- Work instruction -
What is needed here is every line of the records that includes "testing".

- Extracted records -
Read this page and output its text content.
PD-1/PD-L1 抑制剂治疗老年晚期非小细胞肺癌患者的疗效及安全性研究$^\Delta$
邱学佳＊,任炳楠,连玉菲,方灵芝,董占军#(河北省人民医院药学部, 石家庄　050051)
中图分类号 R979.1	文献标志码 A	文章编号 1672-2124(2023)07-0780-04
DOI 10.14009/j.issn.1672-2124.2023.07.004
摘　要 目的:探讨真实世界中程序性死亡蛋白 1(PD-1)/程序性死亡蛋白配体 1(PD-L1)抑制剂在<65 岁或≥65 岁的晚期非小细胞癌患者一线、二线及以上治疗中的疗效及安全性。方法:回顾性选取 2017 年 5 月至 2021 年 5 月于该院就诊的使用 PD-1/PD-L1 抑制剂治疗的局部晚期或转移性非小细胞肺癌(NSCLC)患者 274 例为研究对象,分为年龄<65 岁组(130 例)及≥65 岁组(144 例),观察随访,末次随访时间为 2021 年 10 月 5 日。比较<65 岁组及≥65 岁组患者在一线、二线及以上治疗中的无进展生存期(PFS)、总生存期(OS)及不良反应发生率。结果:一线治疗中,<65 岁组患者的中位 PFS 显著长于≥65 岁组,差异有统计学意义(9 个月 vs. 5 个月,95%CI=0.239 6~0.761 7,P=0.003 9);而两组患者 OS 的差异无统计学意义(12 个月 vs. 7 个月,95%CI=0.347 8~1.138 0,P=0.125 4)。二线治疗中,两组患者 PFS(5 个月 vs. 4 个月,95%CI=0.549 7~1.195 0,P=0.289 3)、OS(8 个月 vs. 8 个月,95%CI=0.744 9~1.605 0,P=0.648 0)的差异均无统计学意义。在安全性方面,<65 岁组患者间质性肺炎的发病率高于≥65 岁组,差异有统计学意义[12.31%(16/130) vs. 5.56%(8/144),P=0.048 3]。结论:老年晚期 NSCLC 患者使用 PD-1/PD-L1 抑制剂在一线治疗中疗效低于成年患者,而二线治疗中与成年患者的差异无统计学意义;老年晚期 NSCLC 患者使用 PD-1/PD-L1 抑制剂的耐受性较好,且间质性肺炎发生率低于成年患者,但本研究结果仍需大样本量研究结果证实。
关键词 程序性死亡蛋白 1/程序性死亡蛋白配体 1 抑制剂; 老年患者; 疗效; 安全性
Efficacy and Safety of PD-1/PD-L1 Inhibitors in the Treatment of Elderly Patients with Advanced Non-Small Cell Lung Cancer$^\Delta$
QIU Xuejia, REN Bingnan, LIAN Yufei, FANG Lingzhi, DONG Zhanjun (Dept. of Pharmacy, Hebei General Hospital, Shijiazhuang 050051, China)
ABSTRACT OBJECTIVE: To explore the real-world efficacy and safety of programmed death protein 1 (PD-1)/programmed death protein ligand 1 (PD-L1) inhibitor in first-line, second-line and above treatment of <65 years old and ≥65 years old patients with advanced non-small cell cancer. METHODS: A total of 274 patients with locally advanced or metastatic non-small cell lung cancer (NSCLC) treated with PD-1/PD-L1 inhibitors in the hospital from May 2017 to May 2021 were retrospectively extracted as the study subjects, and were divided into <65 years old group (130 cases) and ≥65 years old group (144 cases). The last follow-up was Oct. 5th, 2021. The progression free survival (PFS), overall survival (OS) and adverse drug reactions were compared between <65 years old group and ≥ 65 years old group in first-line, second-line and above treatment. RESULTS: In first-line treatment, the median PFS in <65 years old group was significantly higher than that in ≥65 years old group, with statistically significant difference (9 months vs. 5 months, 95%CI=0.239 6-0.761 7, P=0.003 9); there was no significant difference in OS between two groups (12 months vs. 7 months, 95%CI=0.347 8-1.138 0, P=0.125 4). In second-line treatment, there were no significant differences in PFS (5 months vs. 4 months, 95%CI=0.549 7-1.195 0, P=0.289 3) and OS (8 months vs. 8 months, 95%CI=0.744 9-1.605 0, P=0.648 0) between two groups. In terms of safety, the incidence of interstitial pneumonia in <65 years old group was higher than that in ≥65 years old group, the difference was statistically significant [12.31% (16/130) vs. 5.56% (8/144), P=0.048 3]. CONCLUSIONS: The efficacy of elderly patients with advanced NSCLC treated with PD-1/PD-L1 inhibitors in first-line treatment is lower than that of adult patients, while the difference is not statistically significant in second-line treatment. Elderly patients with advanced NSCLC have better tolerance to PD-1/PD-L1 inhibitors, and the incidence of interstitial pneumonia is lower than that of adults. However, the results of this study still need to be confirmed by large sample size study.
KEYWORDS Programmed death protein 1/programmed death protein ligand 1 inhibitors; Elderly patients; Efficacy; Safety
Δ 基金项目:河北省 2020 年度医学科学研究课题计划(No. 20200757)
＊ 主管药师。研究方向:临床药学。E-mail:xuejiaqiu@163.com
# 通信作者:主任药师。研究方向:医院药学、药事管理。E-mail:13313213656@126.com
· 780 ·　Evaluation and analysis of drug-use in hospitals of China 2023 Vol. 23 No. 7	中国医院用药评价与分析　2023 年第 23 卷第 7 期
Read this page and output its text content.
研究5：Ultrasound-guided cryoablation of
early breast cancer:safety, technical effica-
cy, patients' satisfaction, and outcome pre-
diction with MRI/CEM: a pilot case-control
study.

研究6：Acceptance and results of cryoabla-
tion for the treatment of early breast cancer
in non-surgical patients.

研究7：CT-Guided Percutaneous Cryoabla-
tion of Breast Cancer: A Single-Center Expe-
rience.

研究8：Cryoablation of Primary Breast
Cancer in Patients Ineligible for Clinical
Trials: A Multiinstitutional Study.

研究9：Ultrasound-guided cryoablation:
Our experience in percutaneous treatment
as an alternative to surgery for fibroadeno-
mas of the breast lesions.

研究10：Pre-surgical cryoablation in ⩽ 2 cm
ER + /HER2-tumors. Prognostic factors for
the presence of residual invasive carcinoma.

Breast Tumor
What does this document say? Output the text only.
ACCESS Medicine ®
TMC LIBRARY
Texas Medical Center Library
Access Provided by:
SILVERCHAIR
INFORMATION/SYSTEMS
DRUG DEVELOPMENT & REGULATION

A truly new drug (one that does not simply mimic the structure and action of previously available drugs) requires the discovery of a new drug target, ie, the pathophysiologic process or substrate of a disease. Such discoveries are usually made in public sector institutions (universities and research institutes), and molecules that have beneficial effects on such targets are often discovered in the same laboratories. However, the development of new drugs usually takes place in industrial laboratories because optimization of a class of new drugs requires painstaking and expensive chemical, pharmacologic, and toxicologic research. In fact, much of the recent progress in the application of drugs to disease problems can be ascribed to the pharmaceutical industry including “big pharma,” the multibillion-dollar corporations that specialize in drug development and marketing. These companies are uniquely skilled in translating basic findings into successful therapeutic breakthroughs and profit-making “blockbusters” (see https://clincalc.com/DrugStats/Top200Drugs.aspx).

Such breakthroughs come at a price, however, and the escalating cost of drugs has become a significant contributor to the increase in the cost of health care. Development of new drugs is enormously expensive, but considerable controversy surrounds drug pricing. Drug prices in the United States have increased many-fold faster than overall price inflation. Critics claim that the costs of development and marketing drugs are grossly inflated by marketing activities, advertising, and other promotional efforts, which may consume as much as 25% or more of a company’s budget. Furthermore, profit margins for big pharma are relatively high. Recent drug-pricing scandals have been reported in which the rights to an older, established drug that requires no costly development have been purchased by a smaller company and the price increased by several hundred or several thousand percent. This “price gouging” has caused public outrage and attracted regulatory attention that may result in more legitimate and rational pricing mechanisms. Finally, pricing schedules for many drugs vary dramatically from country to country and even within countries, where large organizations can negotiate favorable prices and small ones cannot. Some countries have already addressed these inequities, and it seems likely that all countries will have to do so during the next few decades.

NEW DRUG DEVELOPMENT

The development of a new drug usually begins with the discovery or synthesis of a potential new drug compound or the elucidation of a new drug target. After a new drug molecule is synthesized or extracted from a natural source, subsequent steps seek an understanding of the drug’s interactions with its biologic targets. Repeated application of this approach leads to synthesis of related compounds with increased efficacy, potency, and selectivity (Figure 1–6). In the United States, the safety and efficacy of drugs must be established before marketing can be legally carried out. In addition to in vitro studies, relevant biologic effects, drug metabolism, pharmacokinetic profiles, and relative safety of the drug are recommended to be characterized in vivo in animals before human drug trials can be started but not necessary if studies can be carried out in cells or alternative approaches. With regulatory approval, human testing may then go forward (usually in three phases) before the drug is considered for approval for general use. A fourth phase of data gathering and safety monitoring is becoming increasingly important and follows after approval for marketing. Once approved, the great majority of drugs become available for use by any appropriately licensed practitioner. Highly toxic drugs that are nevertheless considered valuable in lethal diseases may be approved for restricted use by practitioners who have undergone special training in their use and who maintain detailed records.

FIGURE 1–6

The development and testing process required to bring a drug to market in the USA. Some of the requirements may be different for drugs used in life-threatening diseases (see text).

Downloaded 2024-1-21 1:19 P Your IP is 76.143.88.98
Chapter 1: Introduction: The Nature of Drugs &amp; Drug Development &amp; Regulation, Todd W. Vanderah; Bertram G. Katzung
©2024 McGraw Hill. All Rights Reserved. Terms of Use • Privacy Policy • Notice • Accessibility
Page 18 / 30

- Answer space -
The development of a new drug usually begins with the discovery or synthesis of a potential new drug compound or the elucidation of a new drug target. After a new drug molecule is synthesized or extracted from a natural source, subsequent steps seek an understanding of the drug’s interactions with its biologic targets. Repeated application of this approach leads to synthesis of related compounds with increased efficacy, potency, and selectivity (Figure 1–6). In the United States, the safety and efficacy of drugs must be established before marketing can be legally carried out. In addition to in vitro studies, relevant biologic effects, drug metabolism, pharmacokinetic profiles, and relative safety of the drug are recommended to be characterized in vivo in animals before human drug trials can be started but not necessary if studies can be carried out in cells or alternative approaches. With regulatory approval, human testing may then go forward (usually in three phases) before the drug is considered for approval for general use. A fourth phase of data gathering and safety monitoring is becoming increasingly important and follows after approval for marketing. Once approved, the great majority of drugs become available for use by any appropriately licensed practitioner. Highly toxic drugs that are nevertheless considered valuable in lethal diseases may be approved for restricted use by practitioners who have undergone special training in their use and who maintain detailed records.
The development and testing process required to bring a drug to market in the USA. Some of the requirements may be different for drugs used in life-threatening diseases (see text).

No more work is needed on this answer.